PROBLEM TO WORK ON: Look through the lines of the material and count those containing "JSON". Give that count alone.

(Excerpts from a figure dataset)
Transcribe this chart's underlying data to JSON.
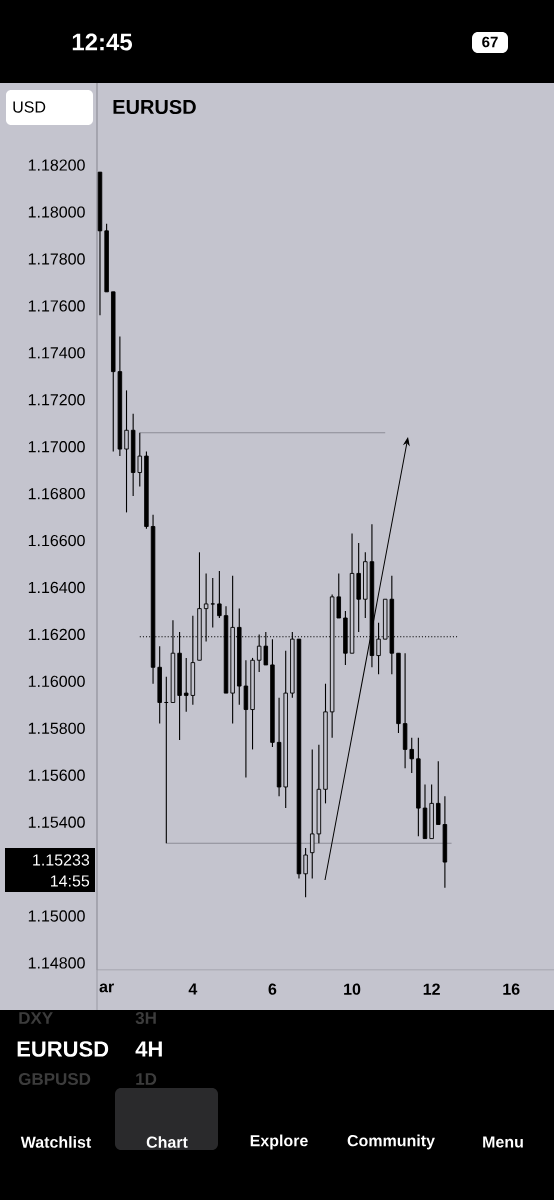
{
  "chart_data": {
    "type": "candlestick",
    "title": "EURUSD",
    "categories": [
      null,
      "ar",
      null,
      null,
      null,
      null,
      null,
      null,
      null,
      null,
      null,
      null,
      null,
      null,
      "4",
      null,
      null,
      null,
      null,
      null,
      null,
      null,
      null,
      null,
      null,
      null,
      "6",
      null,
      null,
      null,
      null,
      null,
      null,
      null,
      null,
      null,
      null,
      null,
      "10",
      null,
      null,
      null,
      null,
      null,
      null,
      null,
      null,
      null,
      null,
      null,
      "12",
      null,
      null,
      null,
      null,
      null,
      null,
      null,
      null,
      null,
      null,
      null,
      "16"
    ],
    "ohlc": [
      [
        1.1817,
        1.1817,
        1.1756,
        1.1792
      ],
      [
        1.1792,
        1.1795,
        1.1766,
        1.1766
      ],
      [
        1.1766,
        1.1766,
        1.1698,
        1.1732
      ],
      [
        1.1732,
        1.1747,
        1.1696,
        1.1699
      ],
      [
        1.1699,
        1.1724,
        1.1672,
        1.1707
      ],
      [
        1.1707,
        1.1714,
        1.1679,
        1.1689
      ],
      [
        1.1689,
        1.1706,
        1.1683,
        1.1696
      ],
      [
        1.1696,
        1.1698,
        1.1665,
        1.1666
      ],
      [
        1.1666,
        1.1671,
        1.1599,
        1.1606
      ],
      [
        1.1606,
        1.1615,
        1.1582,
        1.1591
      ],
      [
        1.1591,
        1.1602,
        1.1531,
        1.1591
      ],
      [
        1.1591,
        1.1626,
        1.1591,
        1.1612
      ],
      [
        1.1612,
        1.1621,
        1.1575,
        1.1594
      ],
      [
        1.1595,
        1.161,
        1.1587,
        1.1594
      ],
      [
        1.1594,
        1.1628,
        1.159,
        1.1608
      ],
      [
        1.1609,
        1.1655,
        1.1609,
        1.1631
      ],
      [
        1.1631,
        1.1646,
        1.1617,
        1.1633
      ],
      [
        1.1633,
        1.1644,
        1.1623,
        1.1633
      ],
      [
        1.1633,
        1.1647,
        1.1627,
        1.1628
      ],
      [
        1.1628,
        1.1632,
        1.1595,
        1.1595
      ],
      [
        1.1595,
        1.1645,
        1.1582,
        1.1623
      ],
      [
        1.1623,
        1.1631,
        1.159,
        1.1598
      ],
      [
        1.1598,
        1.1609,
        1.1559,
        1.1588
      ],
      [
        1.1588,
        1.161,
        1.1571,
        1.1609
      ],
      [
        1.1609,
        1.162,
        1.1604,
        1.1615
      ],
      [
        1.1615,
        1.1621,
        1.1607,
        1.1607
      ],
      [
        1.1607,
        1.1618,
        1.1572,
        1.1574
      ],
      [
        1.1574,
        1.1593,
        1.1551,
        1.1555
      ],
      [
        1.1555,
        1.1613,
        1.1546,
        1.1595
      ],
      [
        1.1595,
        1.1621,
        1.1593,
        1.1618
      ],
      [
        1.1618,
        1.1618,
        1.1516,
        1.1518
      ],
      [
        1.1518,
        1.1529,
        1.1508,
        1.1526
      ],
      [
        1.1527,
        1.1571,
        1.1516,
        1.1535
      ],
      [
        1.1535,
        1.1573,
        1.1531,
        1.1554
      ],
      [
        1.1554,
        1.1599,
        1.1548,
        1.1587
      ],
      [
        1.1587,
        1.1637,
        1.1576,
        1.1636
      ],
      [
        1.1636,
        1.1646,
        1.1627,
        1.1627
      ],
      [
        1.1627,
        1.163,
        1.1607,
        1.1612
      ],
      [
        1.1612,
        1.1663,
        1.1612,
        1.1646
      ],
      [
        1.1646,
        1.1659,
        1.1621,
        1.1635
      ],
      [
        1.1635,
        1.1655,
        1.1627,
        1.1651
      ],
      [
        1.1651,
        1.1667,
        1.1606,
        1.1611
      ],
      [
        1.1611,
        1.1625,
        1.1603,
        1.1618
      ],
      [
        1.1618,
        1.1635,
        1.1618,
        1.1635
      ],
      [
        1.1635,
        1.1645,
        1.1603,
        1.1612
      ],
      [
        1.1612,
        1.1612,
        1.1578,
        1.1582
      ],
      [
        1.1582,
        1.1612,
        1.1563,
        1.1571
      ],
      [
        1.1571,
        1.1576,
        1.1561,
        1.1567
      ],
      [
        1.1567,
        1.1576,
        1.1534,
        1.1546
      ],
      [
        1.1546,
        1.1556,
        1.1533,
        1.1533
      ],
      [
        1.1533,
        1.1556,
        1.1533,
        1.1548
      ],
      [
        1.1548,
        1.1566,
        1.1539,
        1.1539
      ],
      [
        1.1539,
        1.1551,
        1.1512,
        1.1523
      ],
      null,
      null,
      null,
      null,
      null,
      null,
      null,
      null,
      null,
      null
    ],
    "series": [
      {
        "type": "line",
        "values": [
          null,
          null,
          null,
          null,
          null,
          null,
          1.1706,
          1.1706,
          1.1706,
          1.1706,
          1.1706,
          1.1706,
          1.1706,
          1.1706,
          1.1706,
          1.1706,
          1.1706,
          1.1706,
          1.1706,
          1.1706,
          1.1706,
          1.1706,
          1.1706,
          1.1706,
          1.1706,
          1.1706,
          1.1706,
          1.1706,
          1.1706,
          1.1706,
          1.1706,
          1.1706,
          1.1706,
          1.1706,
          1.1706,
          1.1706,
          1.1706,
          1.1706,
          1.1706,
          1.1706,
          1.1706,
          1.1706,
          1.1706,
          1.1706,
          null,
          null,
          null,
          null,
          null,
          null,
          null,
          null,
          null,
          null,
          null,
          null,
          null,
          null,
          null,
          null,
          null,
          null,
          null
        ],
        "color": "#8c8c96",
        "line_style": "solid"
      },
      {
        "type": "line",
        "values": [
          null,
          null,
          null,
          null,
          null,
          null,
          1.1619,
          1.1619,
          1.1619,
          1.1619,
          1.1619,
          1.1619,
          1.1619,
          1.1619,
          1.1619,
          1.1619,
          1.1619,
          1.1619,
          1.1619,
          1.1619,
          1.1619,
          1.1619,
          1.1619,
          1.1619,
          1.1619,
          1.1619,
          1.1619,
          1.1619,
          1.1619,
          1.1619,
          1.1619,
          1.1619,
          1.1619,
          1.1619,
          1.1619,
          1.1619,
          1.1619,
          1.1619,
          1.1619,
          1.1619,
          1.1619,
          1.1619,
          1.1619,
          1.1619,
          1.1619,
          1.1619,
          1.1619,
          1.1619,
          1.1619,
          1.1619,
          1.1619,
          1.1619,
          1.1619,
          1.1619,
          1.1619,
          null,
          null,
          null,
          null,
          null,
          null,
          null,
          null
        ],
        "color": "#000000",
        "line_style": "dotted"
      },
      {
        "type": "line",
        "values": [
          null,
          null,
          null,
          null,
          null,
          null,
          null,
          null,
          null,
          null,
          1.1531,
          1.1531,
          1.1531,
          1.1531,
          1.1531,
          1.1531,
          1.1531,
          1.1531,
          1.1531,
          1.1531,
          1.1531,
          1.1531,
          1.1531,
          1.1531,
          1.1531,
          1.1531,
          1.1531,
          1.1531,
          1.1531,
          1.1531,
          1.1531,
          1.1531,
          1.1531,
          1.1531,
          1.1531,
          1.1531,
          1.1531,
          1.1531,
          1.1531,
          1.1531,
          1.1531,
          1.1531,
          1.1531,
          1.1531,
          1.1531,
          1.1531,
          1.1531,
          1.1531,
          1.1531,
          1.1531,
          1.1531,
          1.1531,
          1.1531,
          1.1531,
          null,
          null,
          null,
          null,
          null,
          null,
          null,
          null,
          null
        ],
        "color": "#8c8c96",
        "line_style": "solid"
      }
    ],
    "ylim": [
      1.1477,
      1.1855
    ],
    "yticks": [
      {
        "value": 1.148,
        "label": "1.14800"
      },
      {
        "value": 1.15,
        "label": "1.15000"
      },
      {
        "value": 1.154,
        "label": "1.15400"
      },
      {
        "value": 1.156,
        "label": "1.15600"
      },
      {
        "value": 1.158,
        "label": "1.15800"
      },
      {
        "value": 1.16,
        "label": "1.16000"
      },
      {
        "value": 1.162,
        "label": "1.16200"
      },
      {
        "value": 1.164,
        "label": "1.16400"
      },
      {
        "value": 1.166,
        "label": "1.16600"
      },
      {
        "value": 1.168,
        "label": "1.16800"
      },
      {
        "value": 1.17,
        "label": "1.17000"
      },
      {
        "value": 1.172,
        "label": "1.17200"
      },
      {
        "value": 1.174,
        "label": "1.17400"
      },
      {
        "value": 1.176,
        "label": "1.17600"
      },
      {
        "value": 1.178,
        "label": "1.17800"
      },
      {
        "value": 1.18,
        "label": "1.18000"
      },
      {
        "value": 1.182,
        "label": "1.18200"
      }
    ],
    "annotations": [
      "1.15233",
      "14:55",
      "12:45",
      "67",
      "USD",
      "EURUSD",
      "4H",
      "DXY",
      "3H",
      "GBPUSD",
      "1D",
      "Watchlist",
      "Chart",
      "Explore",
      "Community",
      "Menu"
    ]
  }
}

* * *

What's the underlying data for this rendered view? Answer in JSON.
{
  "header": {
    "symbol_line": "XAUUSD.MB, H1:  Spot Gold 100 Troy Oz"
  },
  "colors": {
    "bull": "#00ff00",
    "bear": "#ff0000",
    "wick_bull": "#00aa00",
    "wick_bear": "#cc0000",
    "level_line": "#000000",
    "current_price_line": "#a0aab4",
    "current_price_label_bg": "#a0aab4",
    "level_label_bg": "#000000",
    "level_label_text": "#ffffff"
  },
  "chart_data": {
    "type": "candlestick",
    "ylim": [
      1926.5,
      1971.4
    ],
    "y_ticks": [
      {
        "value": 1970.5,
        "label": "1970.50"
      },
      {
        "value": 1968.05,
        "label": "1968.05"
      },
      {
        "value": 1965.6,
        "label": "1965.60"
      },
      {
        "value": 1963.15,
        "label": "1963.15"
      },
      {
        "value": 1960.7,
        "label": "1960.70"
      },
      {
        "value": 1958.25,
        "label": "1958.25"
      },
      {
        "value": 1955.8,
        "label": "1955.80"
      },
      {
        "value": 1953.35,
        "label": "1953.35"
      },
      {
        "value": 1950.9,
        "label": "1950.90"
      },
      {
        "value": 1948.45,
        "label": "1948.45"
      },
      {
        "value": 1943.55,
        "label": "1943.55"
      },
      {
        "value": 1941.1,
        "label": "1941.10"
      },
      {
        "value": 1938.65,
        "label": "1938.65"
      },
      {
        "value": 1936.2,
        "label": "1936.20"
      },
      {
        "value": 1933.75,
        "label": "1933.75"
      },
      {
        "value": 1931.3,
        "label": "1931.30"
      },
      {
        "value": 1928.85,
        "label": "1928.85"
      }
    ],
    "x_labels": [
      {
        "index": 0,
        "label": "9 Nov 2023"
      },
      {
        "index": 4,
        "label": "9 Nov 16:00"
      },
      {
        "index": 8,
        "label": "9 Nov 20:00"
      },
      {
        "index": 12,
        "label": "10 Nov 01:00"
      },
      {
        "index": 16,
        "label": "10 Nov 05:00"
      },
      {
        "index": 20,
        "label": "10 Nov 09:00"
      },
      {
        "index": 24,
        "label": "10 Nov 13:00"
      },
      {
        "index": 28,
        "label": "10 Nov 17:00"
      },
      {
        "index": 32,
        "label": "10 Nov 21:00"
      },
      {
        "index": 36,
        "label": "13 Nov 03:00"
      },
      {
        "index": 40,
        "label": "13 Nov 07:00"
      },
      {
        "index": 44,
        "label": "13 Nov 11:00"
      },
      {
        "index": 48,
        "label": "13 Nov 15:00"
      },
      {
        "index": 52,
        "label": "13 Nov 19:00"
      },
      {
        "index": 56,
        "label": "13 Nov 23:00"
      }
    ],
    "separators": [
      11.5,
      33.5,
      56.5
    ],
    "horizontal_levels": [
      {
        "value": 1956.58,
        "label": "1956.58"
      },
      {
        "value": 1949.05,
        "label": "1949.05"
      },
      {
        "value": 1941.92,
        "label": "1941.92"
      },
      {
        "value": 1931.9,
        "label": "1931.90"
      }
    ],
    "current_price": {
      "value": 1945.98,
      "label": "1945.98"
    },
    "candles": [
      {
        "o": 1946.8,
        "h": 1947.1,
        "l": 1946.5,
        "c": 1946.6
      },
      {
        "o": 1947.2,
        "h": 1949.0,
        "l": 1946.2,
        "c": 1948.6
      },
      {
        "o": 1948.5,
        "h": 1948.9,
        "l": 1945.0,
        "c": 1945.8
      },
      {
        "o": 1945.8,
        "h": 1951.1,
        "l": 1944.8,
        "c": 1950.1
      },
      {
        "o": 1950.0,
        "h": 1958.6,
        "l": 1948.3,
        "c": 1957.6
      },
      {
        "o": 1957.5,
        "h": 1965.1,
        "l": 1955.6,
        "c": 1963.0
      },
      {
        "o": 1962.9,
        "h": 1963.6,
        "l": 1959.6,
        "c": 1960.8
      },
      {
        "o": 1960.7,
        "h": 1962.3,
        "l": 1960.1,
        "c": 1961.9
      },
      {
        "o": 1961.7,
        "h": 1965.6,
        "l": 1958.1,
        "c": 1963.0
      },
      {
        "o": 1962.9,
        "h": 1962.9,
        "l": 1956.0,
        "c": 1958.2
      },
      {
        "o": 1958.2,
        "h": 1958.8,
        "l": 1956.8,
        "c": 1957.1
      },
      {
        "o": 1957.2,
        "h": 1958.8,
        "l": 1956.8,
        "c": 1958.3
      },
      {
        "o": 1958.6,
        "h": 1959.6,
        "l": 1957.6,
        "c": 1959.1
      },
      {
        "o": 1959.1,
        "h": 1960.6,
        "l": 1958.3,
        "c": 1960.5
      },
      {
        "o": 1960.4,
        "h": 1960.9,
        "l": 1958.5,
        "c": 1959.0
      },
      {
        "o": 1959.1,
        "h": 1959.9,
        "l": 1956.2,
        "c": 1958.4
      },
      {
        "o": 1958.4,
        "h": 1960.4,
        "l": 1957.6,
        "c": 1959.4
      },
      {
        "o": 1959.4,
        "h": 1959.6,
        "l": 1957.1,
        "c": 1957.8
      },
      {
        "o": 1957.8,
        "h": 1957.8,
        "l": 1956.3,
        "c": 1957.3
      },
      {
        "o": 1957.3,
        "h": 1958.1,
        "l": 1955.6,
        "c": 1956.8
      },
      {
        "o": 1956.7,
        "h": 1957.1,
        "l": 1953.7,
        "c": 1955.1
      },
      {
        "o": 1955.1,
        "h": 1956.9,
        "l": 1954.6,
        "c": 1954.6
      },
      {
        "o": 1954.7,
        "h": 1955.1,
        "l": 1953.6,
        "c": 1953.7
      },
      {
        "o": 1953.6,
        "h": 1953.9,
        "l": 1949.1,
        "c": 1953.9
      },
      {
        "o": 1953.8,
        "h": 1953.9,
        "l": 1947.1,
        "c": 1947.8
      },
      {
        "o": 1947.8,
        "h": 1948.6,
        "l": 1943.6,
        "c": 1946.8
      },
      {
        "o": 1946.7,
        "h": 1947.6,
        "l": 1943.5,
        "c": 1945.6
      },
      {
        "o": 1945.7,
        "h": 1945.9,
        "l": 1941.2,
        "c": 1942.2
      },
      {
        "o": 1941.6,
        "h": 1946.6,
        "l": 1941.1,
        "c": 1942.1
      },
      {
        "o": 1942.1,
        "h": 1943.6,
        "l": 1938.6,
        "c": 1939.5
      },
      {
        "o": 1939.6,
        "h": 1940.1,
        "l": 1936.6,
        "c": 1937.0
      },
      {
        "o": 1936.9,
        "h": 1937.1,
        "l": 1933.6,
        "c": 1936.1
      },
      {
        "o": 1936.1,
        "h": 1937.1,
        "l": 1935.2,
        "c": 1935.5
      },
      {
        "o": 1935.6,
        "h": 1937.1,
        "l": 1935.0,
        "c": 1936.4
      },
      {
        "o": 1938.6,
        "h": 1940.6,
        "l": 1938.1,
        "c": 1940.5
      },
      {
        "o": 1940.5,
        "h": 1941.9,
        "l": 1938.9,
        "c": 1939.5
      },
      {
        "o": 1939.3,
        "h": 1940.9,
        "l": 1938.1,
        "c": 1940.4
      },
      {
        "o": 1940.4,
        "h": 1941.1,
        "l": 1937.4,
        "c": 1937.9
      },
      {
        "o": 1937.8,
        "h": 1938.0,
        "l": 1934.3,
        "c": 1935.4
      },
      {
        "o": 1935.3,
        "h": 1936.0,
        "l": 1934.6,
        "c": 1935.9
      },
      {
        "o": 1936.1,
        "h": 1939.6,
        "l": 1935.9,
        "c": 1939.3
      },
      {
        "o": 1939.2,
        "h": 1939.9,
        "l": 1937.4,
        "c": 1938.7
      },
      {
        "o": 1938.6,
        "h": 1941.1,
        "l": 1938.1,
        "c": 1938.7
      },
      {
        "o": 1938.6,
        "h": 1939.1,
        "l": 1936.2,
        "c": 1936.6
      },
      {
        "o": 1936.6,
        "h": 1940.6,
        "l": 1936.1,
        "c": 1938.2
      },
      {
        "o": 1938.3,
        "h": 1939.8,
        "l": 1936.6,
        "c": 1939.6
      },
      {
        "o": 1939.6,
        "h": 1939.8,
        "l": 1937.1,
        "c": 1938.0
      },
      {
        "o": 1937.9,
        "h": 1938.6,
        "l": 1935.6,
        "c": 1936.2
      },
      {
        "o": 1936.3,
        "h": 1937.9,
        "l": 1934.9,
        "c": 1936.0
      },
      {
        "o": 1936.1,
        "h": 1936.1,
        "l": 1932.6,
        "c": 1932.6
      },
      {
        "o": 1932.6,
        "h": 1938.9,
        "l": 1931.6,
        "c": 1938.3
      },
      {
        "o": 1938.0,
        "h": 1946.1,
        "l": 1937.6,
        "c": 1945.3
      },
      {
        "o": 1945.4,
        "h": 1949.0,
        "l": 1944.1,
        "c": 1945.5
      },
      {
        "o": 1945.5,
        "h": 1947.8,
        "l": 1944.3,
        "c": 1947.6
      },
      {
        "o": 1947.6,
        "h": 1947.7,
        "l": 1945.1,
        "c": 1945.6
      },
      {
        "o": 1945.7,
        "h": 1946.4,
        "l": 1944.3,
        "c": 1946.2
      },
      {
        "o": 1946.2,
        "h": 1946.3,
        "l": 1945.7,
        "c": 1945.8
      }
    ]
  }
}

EXERCISE RESULT: 2